§ **Excerpted records**
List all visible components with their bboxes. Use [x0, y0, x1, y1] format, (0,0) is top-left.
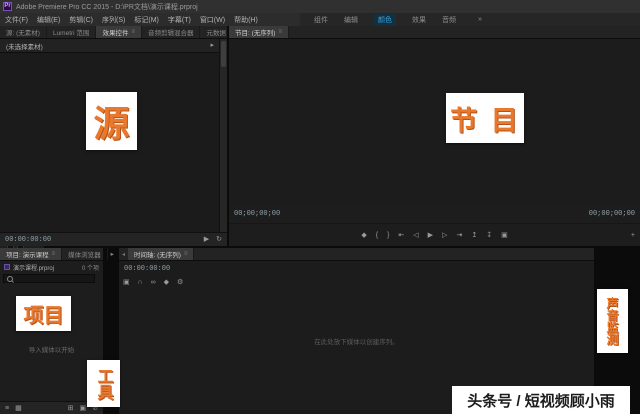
- tab-source-monitor[interactable]: 源: (无素材): [0, 26, 47, 38]
- workspace-overflow-icon[interactable]: »: [478, 16, 482, 23]
- timeline-tabbar: ◂ 时间轴: (无序列) ≡: [119, 248, 594, 261]
- step-back-button[interactable]: ◁: [413, 232, 418, 239]
- add-marker-button[interactable]: ◆: [361, 232, 366, 239]
- tab-audio-clip-mixer[interactable]: 音频剪辑混合器: [142, 26, 201, 38]
- mark-out-button[interactable]: }: [387, 232, 389, 239]
- menu-sequence[interactable]: 序列(S): [102, 15, 125, 25]
- effect-controls-bottombar: 00:00:00:00 ▶ ↻: [0, 232, 227, 246]
- icon-view-icon[interactable]: ▦: [15, 405, 22, 412]
- effect-controls-header: (未选择素材) ▸: [0, 39, 220, 53]
- menu-clip[interactable]: 剪辑(C): [69, 15, 93, 25]
- panel-menu-icon[interactable]: ≡: [184, 251, 188, 257]
- workspace-tab-effects[interactable]: 效果: [412, 15, 426, 25]
- program-monitor-panel: 节目: (无序列) ≡ 00;00;00;00 00;00;00;00 ◆ { …: [229, 26, 640, 246]
- scrollbar-thumb[interactable]: [221, 41, 226, 67]
- lift-button[interactable]: ↥: [471, 232, 477, 239]
- go-to-out-button[interactable]: ⇥: [456, 232, 462, 239]
- workspace-tab-editing[interactable]: 编辑: [344, 15, 358, 25]
- project-empty-hint: 导入媒体以开始: [28, 347, 75, 354]
- mark-in-button[interactable]: {: [376, 232, 378, 239]
- timeline-timecode: 00:00:00:00: [124, 265, 171, 273]
- annotation-audio-meter-label: 声音监测: [597, 289, 628, 353]
- panel-menu-icon[interactable]: ≡: [52, 251, 56, 257]
- tab-timeline[interactable]: 时间轴: (无序列) ≡: [128, 248, 195, 260]
- annotation-program-label: 节 目: [446, 93, 524, 143]
- button-editor-plus-icon[interactable]: +: [631, 232, 635, 239]
- tab-program-monitor[interactable]: 节目: (无序列) ≡: [229, 26, 289, 38]
- tab-overflow-icon[interactable]: ▸: [108, 248, 117, 260]
- project-file-name: 演示课程.prproj: [13, 265, 55, 272]
- workspace-tab-color[interactable]: 颜色: [374, 13, 396, 26]
- linked-selection-icon[interactable]: ∞: [151, 279, 156, 286]
- step-forward-button[interactable]: ▷: [442, 232, 447, 239]
- annotation-tools-label: 工具: [87, 360, 120, 407]
- project-search-box[interactable]: [3, 274, 95, 283]
- add-marker-icon[interactable]: ◆: [164, 279, 169, 286]
- annotation-source-label: 源: [86, 92, 137, 150]
- menu-help[interactable]: 帮助(H): [234, 15, 258, 25]
- tab-project[interactable]: 项目: 演示课程 ≡: [0, 248, 63, 260]
- menu-bar: 文件(F) 编辑(E) 剪辑(C) 序列(S) 标记(M) 字幕(T) 窗口(W…: [0, 13, 300, 26]
- annotation-project-label: 项目: [16, 296, 71, 331]
- title-bar: Pr Adobe Premiere Pro CC 2015 - D:\PR文档\…: [0, 0, 640, 13]
- nest-toggle-icon[interactable]: ▣: [123, 279, 130, 286]
- collapse-panel-icon[interactable]: ◂: [119, 248, 128, 260]
- project-item-count: 0 个项: [81, 265, 99, 272]
- program-transport-controls: ◆ { } ⇤ ◁ ▶ ▷ ⇥ ↥ ↧ ▣: [229, 223, 640, 246]
- timeline-settings-icon[interactable]: ⚙: [177, 279, 183, 286]
- tab-lumetri-scopes[interactable]: Lumetri 范围: [47, 26, 97, 38]
- menu-title[interactable]: 字幕(T): [168, 15, 191, 25]
- menu-edit[interactable]: 编辑(E): [37, 15, 60, 25]
- program-tabbar: 节目: (无序列) ≡: [229, 26, 640, 39]
- tab-media-browser[interactable]: 媒体浏览器: [62, 248, 108, 260]
- source-timecode: 00:00:00:00: [5, 235, 52, 244]
- snap-magnet-icon[interactable]: ∩: [138, 279, 143, 286]
- list-view-icon[interactable]: ≡: [5, 405, 9, 412]
- play-button[interactable]: ▶: [428, 232, 433, 239]
- search-icon: [7, 275, 13, 282]
- go-to-in-button[interactable]: ⇤: [398, 232, 404, 239]
- timeline-drop-hint: 在此处放下媒体以创建序列。: [314, 339, 399, 346]
- no-clip-selected-label: (未选择素材): [6, 43, 43, 51]
- effect-controls-scrollbar[interactable]: [219, 39, 227, 232]
- premiere-window: Pr Adobe Premiere Pro CC 2015 - D:\PR文档\…: [0, 0, 640, 414]
- new-bin-icon[interactable]: ⊞: [68, 405, 74, 412]
- window-title: Adobe Premiere Pro CC 2015 - D:\PR文档\演示课…: [16, 3, 198, 11]
- loop-icon[interactable]: ↻: [216, 236, 222, 243]
- project-file-icon: [4, 264, 10, 270]
- panel-menu-icon[interactable]: ≡: [131, 29, 135, 35]
- tab-effect-controls[interactable]: 效果控件 ≡: [96, 26, 142, 38]
- extract-button[interactable]: ↧: [486, 232, 492, 239]
- export-frame-button[interactable]: ▣: [501, 232, 508, 239]
- program-current-timecode: 00;00;00;00: [234, 209, 281, 218]
- program-timecode-row: 00;00;00;00 00;00;00;00: [229, 203, 640, 224]
- timeline-toolbar: ▣ ∩ ∞ ◆ ⚙: [123, 279, 183, 286]
- chevron-right-icon[interactable]: ▸: [210, 42, 214, 49]
- new-item-icon[interactable]: ▣: [80, 405, 87, 412]
- workspace-tab-audio[interactable]: 音频: [442, 15, 456, 25]
- play-audio-icon[interactable]: ▶: [204, 236, 209, 243]
- menu-file[interactable]: 文件(F): [5, 15, 28, 25]
- watermark-banner: 头条号 / 短视频顾小雨: [452, 386, 630, 414]
- program-monitor-viewport: [229, 39, 640, 203]
- project-tabbar: 项目: 演示课程 ≡ 媒体浏览器 ▸: [0, 248, 114, 261]
- menu-marker[interactable]: 标记(M): [134, 15, 159, 25]
- project-file-row[interactable]: 演示课程.prproj 0 个项: [0, 261, 103, 273]
- premiere-app-icon: Pr: [3, 2, 12, 11]
- menu-window[interactable]: 窗口(W): [200, 15, 225, 25]
- workspace-bar: 组件 编辑 颜色 效果 音频 »: [300, 13, 640, 26]
- program-duration-timecode: 00;00;00;00: [588, 209, 635, 218]
- workspace-tab-assembly[interactable]: 组件: [314, 15, 328, 25]
- search-input[interactable]: [16, 275, 91, 282]
- panel-menu-icon[interactable]: ≡: [278, 29, 282, 35]
- source-group-tabbar: 源: (无素材) Lumetri 范围 效果控件 ≡ 音频剪辑混合器 元数据: [0, 26, 233, 39]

§ **Written request**
Identify every line in the material above that contains the string "timecode", and copy each of those lines in full.

§ **Answer**
- timeline-timecode: 00:00:00:00: [124, 265, 171, 273]
- source-timecode: 00:00:00:00: [5, 235, 52, 244]
- program-current-timecode: 00;00;00;00: [234, 209, 281, 218]
- program-timecode-row: 00;00;00;00 00;00;00;00: [229, 203, 640, 224]
- program-duration-timecode: 00;00;00;00: [588, 209, 635, 218]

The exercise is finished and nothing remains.